● **Records**:
________
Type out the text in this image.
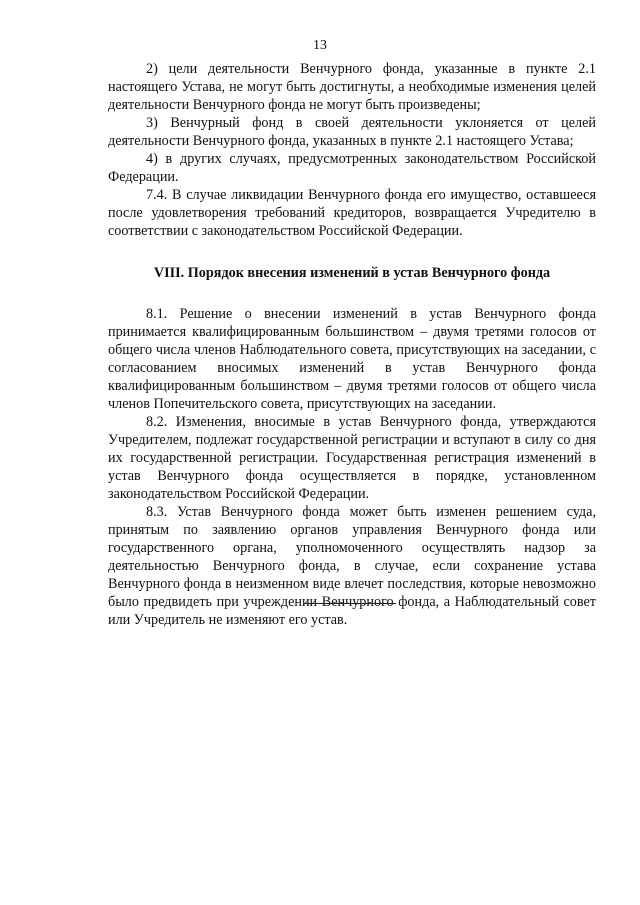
13

2) цели деятельности Венчурного фонда, указанные в пункте 2.1 настоящего Устава, не могут быть достигнуты, а необходимые изменения целей деятельности Венчурного фонда не могут быть произведены;

3) Венчурный фонд в своей деятельности уклоняется от целей деятельности Венчурного фонда, указанных в пункте 2.1 настоящего Устава;

4) в других случаях, предусмотренных законодательством Российской Федерации.

7.4. В случае ликвидации Венчурного фонда его имущество, оставшееся после удовлетворения требований кредиторов, возвращается Учредителю в соответствии с законодательством Российской Федерации.

VIII. Порядок внесения изменений в устав Венчурного фонда

8.1. Решение о внесении изменений в устав Венчурного фонда принимается квалифицированным большинством – двумя третями голосов от общего числа членов Наблюдательного совета, присутствующих на заседании, с согласованием вносимых изменений в устав Венчурного фонда квалифицированным большинством – двумя третями голосов от общего числа членов Попечительского совета, присутствующих на заседании.

8.2. Изменения, вносимые в устав Венчурного фонда, утверждаются Учредителем, подлежат государственной регистрации и вступают в силу со дня их государственной регистрации. Государственная регистрация изменений в устав Венчурного фонда осуществляется в порядке, установленном законодательством Российской Федерации.

8.3. Устав Венчурного фонда может быть изменен решением суда, принятым по заявлению органов управления Венчурного фонда или государственного органа, уполномоченного осуществлять надзор за деятельностью Венчурного фонда, в случае, если сохранение устава Венчурного фонда в неизменном виде влечет последствия, которые невозможно было предвидеть при учреждении Венчурного фонда, а Наблюдательный совет или Учредитель не изменяют его устав.
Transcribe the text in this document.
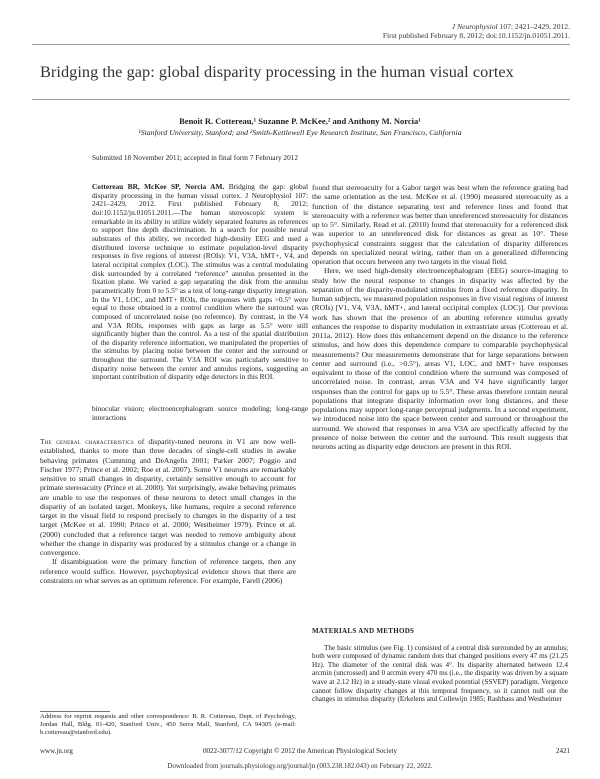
J Neurophysiol 107: 2421–2429, 2012.
First published February 8, 2012; doi:10.1152/jn.01051.2011.
Bridging the gap: global disparity processing in the human visual cortex
Benoit R. Cottereau,¹ Suzanne P. McKee,² and Anthony M. Norcia¹
¹Stanford University, Stanford; and ²Smith-Kettlewell Eye Research Institute, San Francisco, California
Submitted 18 November 2011; accepted in final form 7 February 2012

Cottereau BR, McKee SP, Norcia AM. Bridging the gap: global disparity processing in the human visual cortex. J Neurophysiol 107: 2421–2429, 2012. First published February 8, 2012; doi:10.1152/jn.01051.2011.—The human stereoscopic system is remarkable in its ability to utilize widely separated features as references to support fine depth discrimination. In a search for possible neural substrates of this ability, we recorded high-density EEG and used a distributed inverse technique to estimate population-level disparity responses in five regions of interest (ROIs): V1, V3A, hMT+, V4, and lateral occipital complex (LOC). The stimulus was a central modulating disk surrounded by a correlated “reference” annulus presented in the fixation plane. We varied a gap separating the disk from the annulus parametrically from 0 to 5.5° as a test of long-range disparity integration. In the V1, LOC, and hMT+ ROIs, the responses with gaps >0.5° were equal to those obtained in a control condition where the surround was composed of uncorrelated noise (no reference). By contrast, in the V4 and V3A ROIs, responses with gaps as large as 5.5° were still significantly higher than the control. As a test of the spatial distribution of the disparity reference information, we manipulated the properties of the stimulus by placing noise between the center and the surround or throughout the surround. The V3A ROI was particularly sensitive to disparity noise between the center and annulus regions, suggesting an important contribution of disparity edge detectors in this ROI.

binocular vision; electroencephalogram source modeling; long-range interactions

The general characteristics of disparity-tuned neurons in V1 are now well-established, thanks to more than three decades of single-cell studies in awake behaving primates (Cumming and DeAngelis 2001; Parker 2007; Poggio and Fischer 1977; Prince et al. 2002; Roe et al. 2007). Some V1 neurons are remarkably sensitive to small changes in disparity, certainly sensitive enough to account for primate stereoacuity (Prince et al. 2000). Yet surprisingly, awake behaving primates are unable to use the responses of these neurons to detect small changes in the disparity of an isolated target. Monkeys, like humans, require a second reference target in the visual field to respond precisely to changes in the disparity of a test target (McKee et al. 1990; Prince et al. 2000; Westheimer 1979). Prince et al. (2000) concluded that a reference target was needed to remove ambiguity about whether the change in disparity was produced by a stimulus change or a change in convergence.

If disambiguation were the primary function of reference targets, then any reference would suffice. However, psychophysical evidence shows that there are constraints on what serves as an optimum reference. For example, Farell (2006)

found that stereoacuity for a Gabor target was best when the reference grating had the same orientation as the test. McKee et al. (1990) measured stereoacuity as a function of the distance separating test and reference lines and found that stereoacuity with a reference was better than unreferenced stereoacuity for distances up to 5°. Similarly, Read et al. (2010) found that stereoacuity for a referenced disk was superior to an unreferenced disk for distances as great as 10°. These psychophysical constraints suggest that the calculation of disparity differences depends on specialized neural wiring, rather than on a generalized differencing operation that occurs between any two targets in the visual field.

Here, we used high-density electroencephalogram (EEG) source-imaging to study how the neural response to changes in disparity was affected by the separation of the disparity-modulated stimulus from a fixed reference disparity. In human subjects, we measured population responses in five visual regions of interest (ROIs) [V1, V4, V3A, hMT+, and lateral occipital complex (LOC)]. Our previous work has shown that the presence of an abutting reference stimulus greatly enhances the response to disparity modulation in extrastriate areas (Cottereau et al. 2011a, 2012). How does this enhancement depend on the distance to the reference stimulus, and how does this dependence compare to comparable psychophysical measurements? Our measurements demonstrate that for large separations between center and surround (i.e., >0.5°), areas V1, LOC, and hMT+ have responses equivalent to those of the control condition where the surround was composed of uncorrelated noise. In contrast, areas V3A and V4 have significantly larger responses than the control for gaps up to 5.5°. These areas therefore contain neural populations that integrate disparity information over long distances, and these populations may support long-range perceptual judgments. In a second experiment, we introduced noise into the space between center and surround or throughout the surround. We showed that responses in area V3A are specifically affected by the presence of noise between the center and the surround. This result suggests that neurons acting as disparity edge detectors are present in this ROI.

MATERIALS AND METHODS

The basic stimulus (see Fig. 1) consisted of a central disk surrounded by an annulus; both were composed of dynamic random dots that changed positions every 47 ms (21.25 Hz). The diameter of the central disk was 4°. Its disparity alternated between 12.4 arcmin (uncrossed) and 0 arcmin every 470 ms (i.e., the disparity was driven by a square wave at 2.12 Hz) in a steady-state visual evoked potential (SSVEP) paradigm. Vergence cannot follow disparity changes at this temporal frequency, so it cannot null out the changes in stimulus disparity (Erkelens and Collewijn 1985; Rashbass and Westheimer

Address for reprint requests and other correspondence: B. R. Cottereau, Dept. of Psychology, Jordan Hall, Bldg. 01-420, Stanford Univ., 450 Serra Mall, Stanford, CA 94305 (e-mail: b.cottereau@stanford.edu).
www.jn.org	0022-3077/12 Copyright © 2012 the American Physiological Society	2421
Downloaded from journals.physiology.org/journal/jn (003.238.182.043) on February 22, 2022.
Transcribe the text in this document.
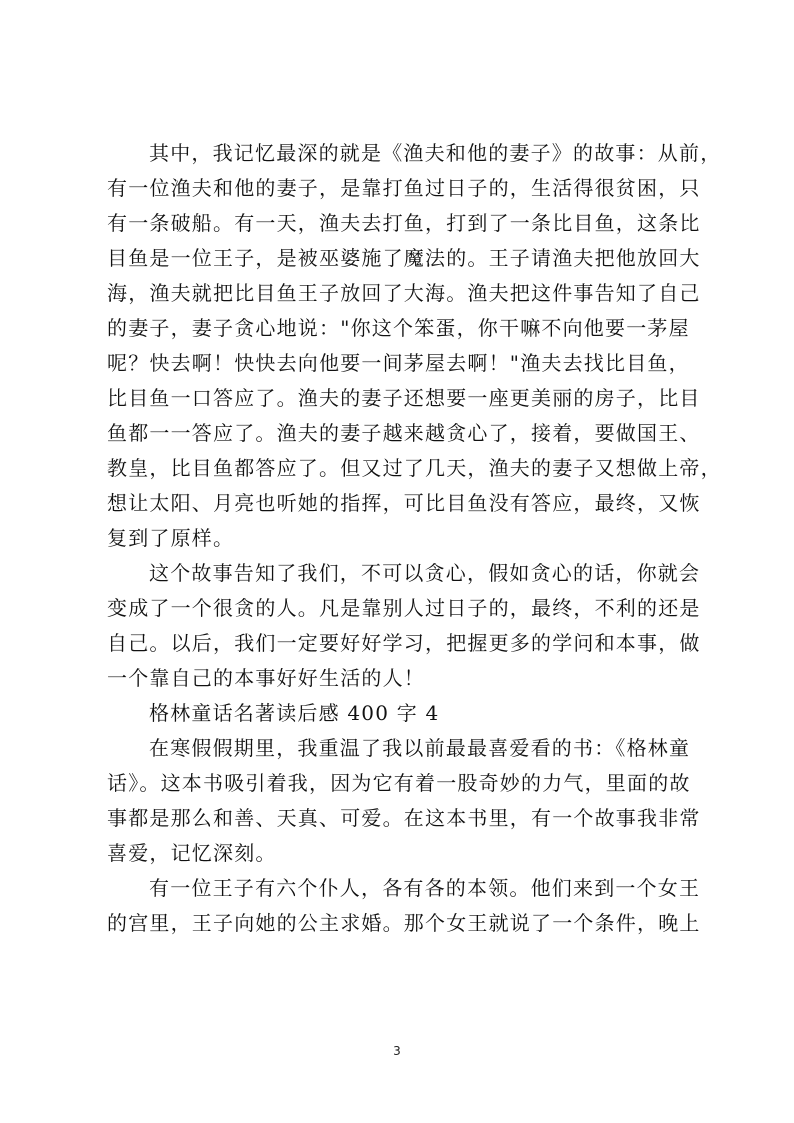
其中，我记忆最深的就是《渔夫和他的妻子》的故事：从前，
有一位渔夫和他的妻子，是靠打鱼过日子的，生活得很贫困，只
有一条破船。有一天，渔夫去打鱼，打到了一条比目鱼，这条比
目鱼是一位王子，是被巫婆施了魔法的。王子请渔夫把他放回大
海，渔夫就把比目鱼王子放回了大海。渔夫把这件事告知了自己
的妻子，妻子贪心地说："你这个笨蛋，你干嘛不向他要一茅屋
呢？快去啊！快快去向他要一间茅屋去啊！"渔夫去找比目鱼，
比目鱼一口答应了。渔夫的妻子还想要一座更美丽的房子，比目
鱼都一一答应了。渔夫的妻子越来越贪心了，接着，要做国王、
教皇，比目鱼都答应了。但又过了几天，渔夫的妻子又想做上帝，
想让太阳、月亮也听她的指挥，可比目鱼没有答应，最终，又恢
复到了原样。
这个故事告知了我们，不可以贪心，假如贪心的话，你就会
变成了一个很贪的人。凡是靠别人过日子的，最终，不利的还是
自己。以后，我们一定要好好学习，把握更多的学问和本事，做
一个靠自己的本事好好生活的人！
格林童话名著读后感 400 字 4
在寒假假期里，我重温了我以前最最喜爱看的书：《格林童
话》。这本书吸引着我，因为它有着一股奇妙的力气，里面的故
事都是那么和善、天真、可爱。在这本书里，有一个故事我非常
喜爱，记忆深刻。
有一位王子有六个仆人，各有各的本领。他们来到一个女王
的宫里，王子向她的公主求婚。那个女王就说了一个条件，晚上
3
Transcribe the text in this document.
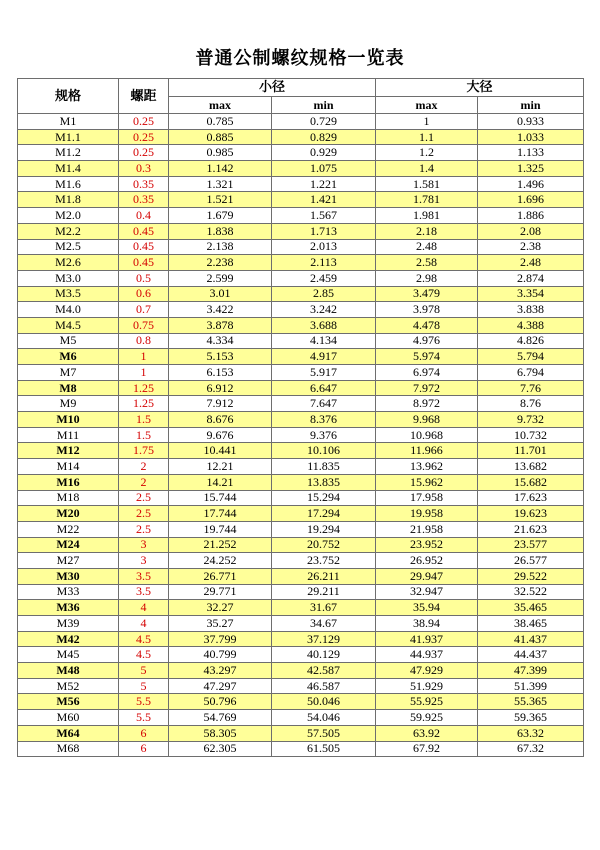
普通公制螺纹规格一览表
规格	螺距	小径		大径	
		max	min	max	min
M1	0.25	0.785	0.729	1	0.933
M1.1	0.25	0.885	0.829	1.1	1.033
M1.2	0.25	0.985	0.929	1.2	1.133
M1.4	0.3	1.142	1.075	1.4	1.325
M1.6	0.35	1.321	1.221	1.581	1.496
M1.8	0.35	1.521	1.421	1.781	1.696
M2.0	0.4	1.679	1.567	1.981	1.886
M2.2	0.45	1.838	1.713	2.18	2.08
M2.5	0.45	2.138	2.013	2.48	2.38
M2.6	0.45	2.238	2.113	2.58	2.48
M3.0	0.5	2.599	2.459	2.98	2.874
M3.5	0.6	3.01	2.85	3.479	3.354
M4.0	0.7	3.422	3.242	3.978	3.838
M4.5	0.75	3.878	3.688	4.478	4.388
M5	0.8	4.334	4.134	4.976	4.826
M6	1	5.153	4.917	5.974	5.794
M7	1	6.153	5.917	6.974	6.794
M8	1.25	6.912	6.647	7.972	7.76
M9	1.25	7.912	7.647	8.972	8.76
M10	1.5	8.676	8.376	9.968	9.732
M11	1.5	9.676	9.376	10.968	10.732
M12	1.75	10.441	10.106	11.966	11.701
M14	2	12.21	11.835	13.962	13.682
M16	2	14.21	13.835	15.962	15.682
M18	2.5	15.744	15.294	17.958	17.623
M20	2.5	17.744	17.294	19.958	19.623
M22	2.5	19.744	19.294	21.958	21.623
M24	3	21.252	20.752	23.952	23.577
M27	3	24.252	23.752	26.952	26.577
M30	3.5	26.771	26.211	29.947	29.522
M33	3.5	29.771	29.211	32.947	32.522
M36	4	32.27	31.67	35.94	35.465
M39	4	35.27	34.67	38.94	38.465
M42	4.5	37.799	37.129	41.937	41.437
M45	4.5	40.799	40.129	44.937	44.437
M48	5	43.297	42.587	47.929	47.399
M52	5	47.297	46.587	51.929	51.399
M56	5.5	50.796	50.046	55.925	55.365
M60	5.5	54.769	54.046	59.925	59.365
M64	6	58.305	57.505	63.92	63.32
M68	6	62.305	61.505	67.92	67.32
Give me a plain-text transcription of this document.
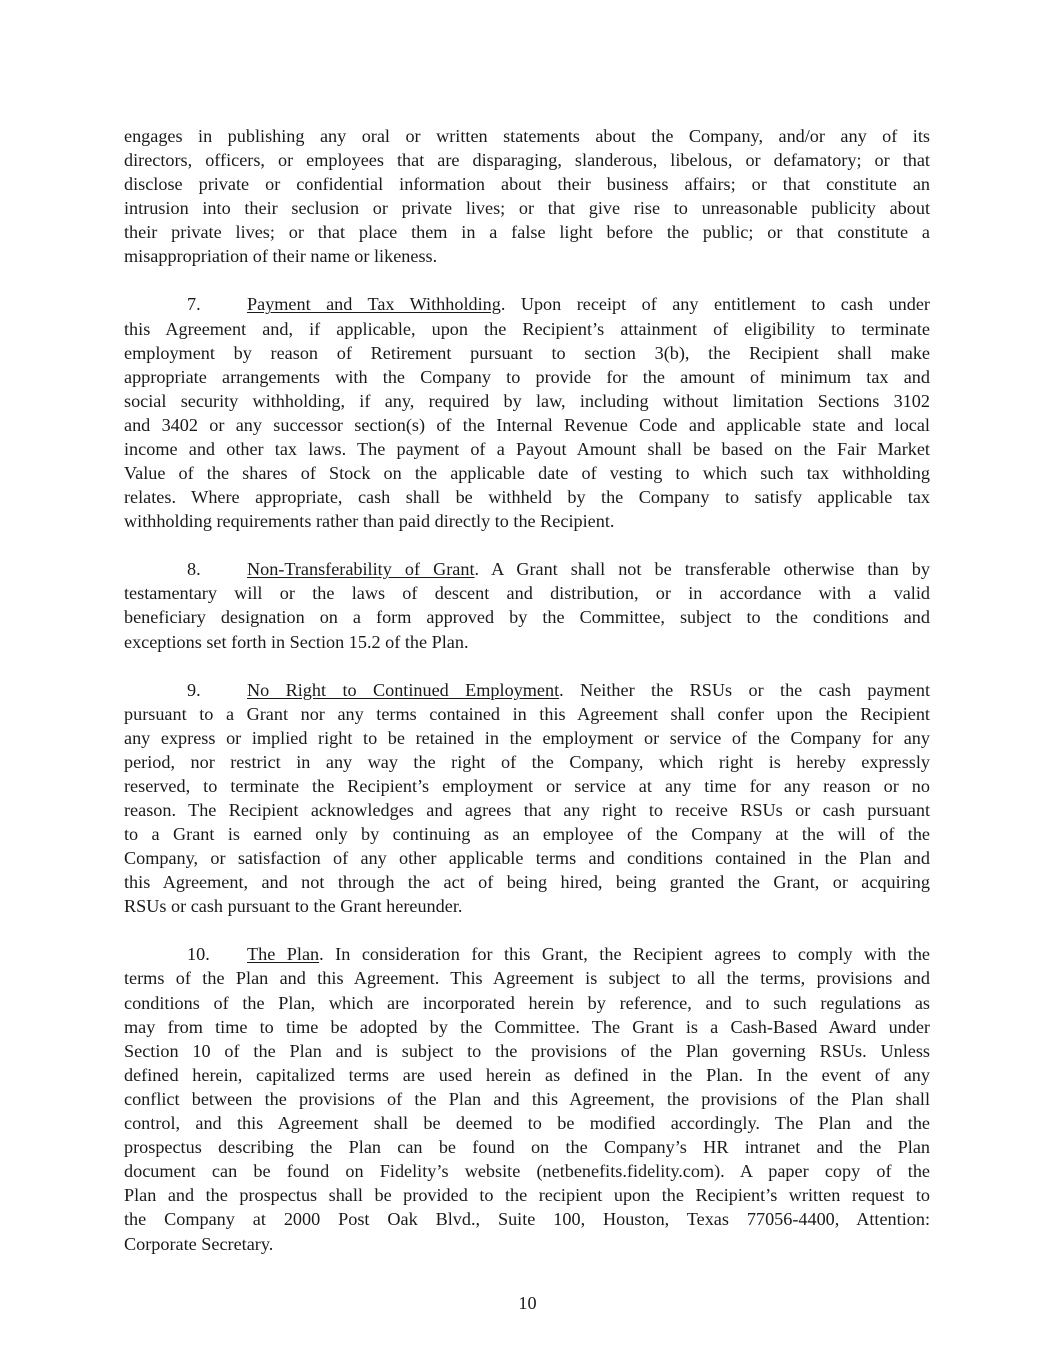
engages in publishing any oral or written statements about the Company, and/or any of its
directors, officers, or employees that are disparaging, slanderous, libelous, or defamatory; or that
disclose private or confidential information about their business affairs; or that constitute an
intrusion into their seclusion or private lives; or that give rise to unreasonable publicity about
their private lives; or that place them in a false light before the public; or that constitute a
misappropriation of their name or likeness.
7.	Payment and Tax Withholding. Upon receipt of any entitlement to cash under
this Agreement and, if applicable, upon the Recipient’s attainment of eligibility to terminate
employment by reason of Retirement pursuant to section 3(b), the Recipient shall make
appropriate arrangements with the Company to provide for the amount of minimum tax and
social security withholding, if any, required by law, including without limitation Sections 3102
and 3402 or any successor section(s) of the Internal Revenue Code and applicable state and local
income and other tax laws. The payment of a Payout Amount shall be based on the Fair Market
Value of the shares of Stock on the applicable date of vesting to which such tax withholding
relates. Where appropriate, cash shall be withheld by the Company to satisfy applicable tax
withholding requirements rather than paid directly to the Recipient.
8.	Non-Transferability of Grant. A Grant shall not be transferable otherwise than by
testamentary will or the laws of descent and distribution, or in accordance with a valid
beneficiary designation on a form approved by the Committee, subject to the conditions and
exceptions set forth in Section 15.2 of the Plan.
9.	No Right to Continued Employment. Neither the RSUs or the cash payment
pursuant to a Grant nor any terms contained in this Agreement shall confer upon the Recipient
any express or implied right to be retained in the employment or service of the Company for any
period, nor restrict in any way the right of the Company, which right is hereby expressly
reserved, to terminate the Recipient’s employment or service at any time for any reason or no
reason. The Recipient acknowledges and agrees that any right to receive RSUs or cash pursuant
to a Grant is earned only by continuing as an employee of the Company at the will of the
Company, or satisfaction of any other applicable terms and conditions contained in the Plan and
this Agreement, and not through the act of being hired, being granted the Grant, or acquiring
RSUs or cash pursuant to the Grant hereunder.
10. The Plan. In consideration for this Grant, the Recipient agrees to comply with the
terms of the Plan and this Agreement. This Agreement is subject to all the terms, provisions and
conditions of the Plan, which are incorporated herein by reference, and to such regulations as
may from time to time be adopted by the Committee. The Grant is a Cash-Based Award under
Section 10 of the Plan and is subject to the provisions of the Plan governing RSUs. Unless
defined herein, capitalized terms are used herein as defined in the Plan. In the event of any
conflict between the provisions of the Plan and this Agreement, the provisions of the Plan shall
control, and this Agreement shall be deemed to be modified accordingly. The Plan and the
prospectus describing the Plan can be found on the Company’s HR intranet and the Plan
document can be found on Fidelity’s website (netbenefits.fidelity.com). A paper copy of the
Plan and the prospectus shall be provided to the recipient upon the Recipient’s written request to
the Company at 2000 Post Oak Blvd., Suite 100, Houston, Texas 77056-4400, Attention:
Corporate Secretary.
10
________
Give the number of lines in the listing above that hold the string "conditions", with nothing else.

● **Result of the task**:
3